→ DIRECTIONS FOR THIS TASK:
Copy all the material below, exactly as it stands.

## begin RECORDS SUPPLIED

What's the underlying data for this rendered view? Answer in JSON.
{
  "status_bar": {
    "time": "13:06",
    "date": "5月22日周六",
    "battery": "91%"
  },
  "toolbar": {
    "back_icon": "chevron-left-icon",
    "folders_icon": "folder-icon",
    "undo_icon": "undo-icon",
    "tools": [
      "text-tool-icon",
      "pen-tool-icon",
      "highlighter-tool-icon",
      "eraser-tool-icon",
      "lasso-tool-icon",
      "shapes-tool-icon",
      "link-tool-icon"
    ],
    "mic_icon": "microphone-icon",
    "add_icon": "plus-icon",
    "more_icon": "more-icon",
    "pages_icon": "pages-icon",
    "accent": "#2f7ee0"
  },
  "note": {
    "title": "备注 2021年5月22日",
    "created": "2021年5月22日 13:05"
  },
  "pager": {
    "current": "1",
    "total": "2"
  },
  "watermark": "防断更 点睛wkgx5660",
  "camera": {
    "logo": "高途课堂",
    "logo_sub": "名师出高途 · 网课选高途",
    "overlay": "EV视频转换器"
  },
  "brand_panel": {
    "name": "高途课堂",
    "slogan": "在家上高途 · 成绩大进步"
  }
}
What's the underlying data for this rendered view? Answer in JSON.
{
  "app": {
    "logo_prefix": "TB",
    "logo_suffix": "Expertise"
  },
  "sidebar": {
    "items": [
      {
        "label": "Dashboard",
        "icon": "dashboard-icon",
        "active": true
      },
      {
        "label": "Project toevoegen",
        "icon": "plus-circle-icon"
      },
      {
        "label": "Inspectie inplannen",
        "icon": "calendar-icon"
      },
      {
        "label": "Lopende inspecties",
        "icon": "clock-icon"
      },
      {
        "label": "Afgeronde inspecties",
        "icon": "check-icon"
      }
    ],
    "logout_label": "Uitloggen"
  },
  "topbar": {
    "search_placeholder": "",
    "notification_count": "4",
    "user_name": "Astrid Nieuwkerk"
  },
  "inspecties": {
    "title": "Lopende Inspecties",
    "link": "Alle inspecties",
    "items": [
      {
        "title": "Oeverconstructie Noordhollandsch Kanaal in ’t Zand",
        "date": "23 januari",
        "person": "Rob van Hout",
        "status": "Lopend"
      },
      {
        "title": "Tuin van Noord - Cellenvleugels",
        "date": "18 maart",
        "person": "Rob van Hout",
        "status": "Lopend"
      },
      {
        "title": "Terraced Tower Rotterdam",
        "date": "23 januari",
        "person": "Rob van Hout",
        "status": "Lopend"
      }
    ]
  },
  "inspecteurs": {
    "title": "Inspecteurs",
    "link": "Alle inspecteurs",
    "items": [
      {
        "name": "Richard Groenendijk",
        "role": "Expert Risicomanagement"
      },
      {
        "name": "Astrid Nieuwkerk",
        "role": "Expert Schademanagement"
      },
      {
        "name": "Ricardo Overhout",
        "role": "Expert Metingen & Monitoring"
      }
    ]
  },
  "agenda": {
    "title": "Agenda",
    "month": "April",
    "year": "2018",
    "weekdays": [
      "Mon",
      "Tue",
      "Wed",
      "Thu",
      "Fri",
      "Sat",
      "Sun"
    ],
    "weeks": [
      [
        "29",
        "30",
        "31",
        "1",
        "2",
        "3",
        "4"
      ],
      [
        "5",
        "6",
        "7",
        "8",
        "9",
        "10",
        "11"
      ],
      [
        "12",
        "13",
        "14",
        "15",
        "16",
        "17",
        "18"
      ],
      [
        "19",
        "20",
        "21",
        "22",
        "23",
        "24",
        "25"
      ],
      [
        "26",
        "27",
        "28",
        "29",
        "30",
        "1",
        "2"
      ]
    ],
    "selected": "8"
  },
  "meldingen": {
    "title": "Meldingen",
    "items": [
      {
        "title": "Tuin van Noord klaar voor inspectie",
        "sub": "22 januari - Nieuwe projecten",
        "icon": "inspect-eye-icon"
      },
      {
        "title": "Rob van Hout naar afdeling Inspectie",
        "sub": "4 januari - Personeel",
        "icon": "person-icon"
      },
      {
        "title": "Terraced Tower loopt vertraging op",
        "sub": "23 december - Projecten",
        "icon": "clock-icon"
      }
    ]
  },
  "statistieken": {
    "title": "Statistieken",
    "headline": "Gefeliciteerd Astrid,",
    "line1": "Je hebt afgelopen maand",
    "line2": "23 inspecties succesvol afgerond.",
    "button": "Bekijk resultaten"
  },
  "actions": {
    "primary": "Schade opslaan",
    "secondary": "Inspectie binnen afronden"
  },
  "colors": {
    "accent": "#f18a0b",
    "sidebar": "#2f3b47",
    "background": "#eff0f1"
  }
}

## end RECORDS SUPPLIED

→ EXERCISE SOLUTION:
What's the underlying data for this rendered view? Answer in JSON.
{
  "status_bar": {
    "time": "13:06",
    "date": "5月22日周六",
    "battery": "91%"
  },
  "toolbar": {
    "back_icon": "chevron-left-icon",
    "folders_icon": "folder-icon",
    "undo_icon": "undo-icon",
    "tools": [
      "text-tool-icon",
      "pen-tool-icon",
      "highlighter-tool-icon",
      "eraser-tool-icon",
      "lasso-tool-icon",
      "shapes-tool-icon",
      "link-tool-icon"
    ],
    "mic_icon": "microphone-icon",
    "add_icon": "plus-icon",
    "more_icon": "more-icon",
    "pages_icon": "pages-icon",
    "accent": "#2f7ee0"
  },
  "note": {
    "title": "备注 2021年5月22日",
    "created": "2021年5月22日 13:05"
  },
  "pager": {
    "current": "1",
    "total": "2"
  },
  "watermark": "防断更 点睛wkgx5660",
  "camera": {
    "logo": "高途课堂",
    "logo_sub": "名师出高途 · 网课选高途",
    "overlay": "EV视频转换器"
  },
  "brand_panel": {
    "name": "高途课堂",
    "slogan": "在家上高途 · 成绩大进步"
  }
}
What's the underlying data for this rendered view? Answer in JSON.
{
  "app": {
    "logo_prefix": "TB",
    "logo_suffix": "Expertise"
  },
  "sidebar": {
    "items": [
      {
        "label": "Dashboard",
        "icon": "dashboard-icon",
        "active": true
      },
      {
        "label": "Project toevoegen",
        "icon": "plus-circle-icon"
      },
      {
        "label": "Inspectie inplannen",
        "icon": "calendar-icon"
      },
      {
        "label": "Lopende inspecties",
        "icon": "clock-icon"
      },
      {
        "label": "Afgeronde inspecties",
        "icon": "check-icon"
      }
    ],
    "logout_label": "Uitloggen"
  },
  "topbar": {
    "search_placeholder": "",
    "notification_count": "4",
    "user_name": "Astrid Nieuwkerk"
  },
  "inspecties": {
    "title": "Lopende Inspecties",
    "link": "Alle inspecties",
    "items": [
      {
        "title": "Oeverconstructie Noordhollandsch Kanaal in ’t Zand",
        "date": "23 januari",
        "person": "Rob van Hout",
        "status": "Lopend"
      },
      {
        "title": "Tuin van Noord - Cellenvleugels",
        "date": "18 maart",
        "person": "Rob van Hout",
        "status": "Lopend"
      },
      {
        "title": "Terraced Tower Rotterdam",
        "date": "23 januari",
        "person": "Rob van Hout",
        "status": "Lopend"
      }
    ]
  },
  "inspecteurs": {
    "title": "Inspecteurs",
    "link": "Alle inspecteurs",
    "items": [
      {
        "name": "Richard Groenendijk",
        "role": "Expert Risicomanagement"
      },
      {
        "name": "Astrid Nieuwkerk",
        "role": "Expert Schademanagement"
      },
      {
        "name": "Ricardo Overhout",
        "role": "Expert Metingen & Monitoring"
      }
    ]
  },
  "agenda": {
    "title": "Agenda",
    "month": "April",
    "year": "2018",
    "weekdays": [
      "Mon",
      "Tue",
      "Wed",
      "Thu",
      "Fri",
      "Sat",
      "Sun"
    ],
    "weeks": [
      [
        "29",
        "30",
        "31",
        "1",
        "2",
        "3",
        "4"
      ],
      [
        "5",
        "6",
        "7",
        "8",
        "9",
        "10",
        "11"
      ],
      [
        "12",
        "13",
        "14",
        "15",
        "16",
        "17",
        "18"
      ],
      [
        "19",
        "20",
        "21",
        "22",
        "23",
        "24",
        "25"
      ],
      [
        "26",
        "27",
        "28",
        "29",
        "30",
        "1",
        "2"
      ]
    ],
    "selected": "8"
  },
  "meldingen": {
    "title": "Meldingen",
    "items": [
      {
        "title": "Tuin van Noord klaar voor inspectie",
        "sub": "22 januari - Nieuwe projecten",
        "icon": "inspect-eye-icon"
      },
      {
        "title": "Rob van Hout naar afdeling Inspectie",
        "sub": "4 januari - Personeel",
        "icon": "person-icon"
      },
      {
        "title": "Terraced Tower loopt vertraging op",
        "sub": "23 december - Projecten",
        "icon": "clock-icon"
      }
    ]
  },
  "statistieken": {
    "title": "Statistieken",
    "headline": "Gefeliciteerd Astrid,",
    "line1": "Je hebt afgelopen maand",
    "line2": "23 inspecties succesvol afgerond.",
    "button": "Bekijk resultaten"
  },
  "actions": {
    "primary": "Schade opslaan",
    "secondary": "Inspectie binnen afronden"
  },
  "colors": {
    "accent": "#f18a0b",
    "sidebar": "#2f3b47",
    "background": "#eff0f1"
  }
}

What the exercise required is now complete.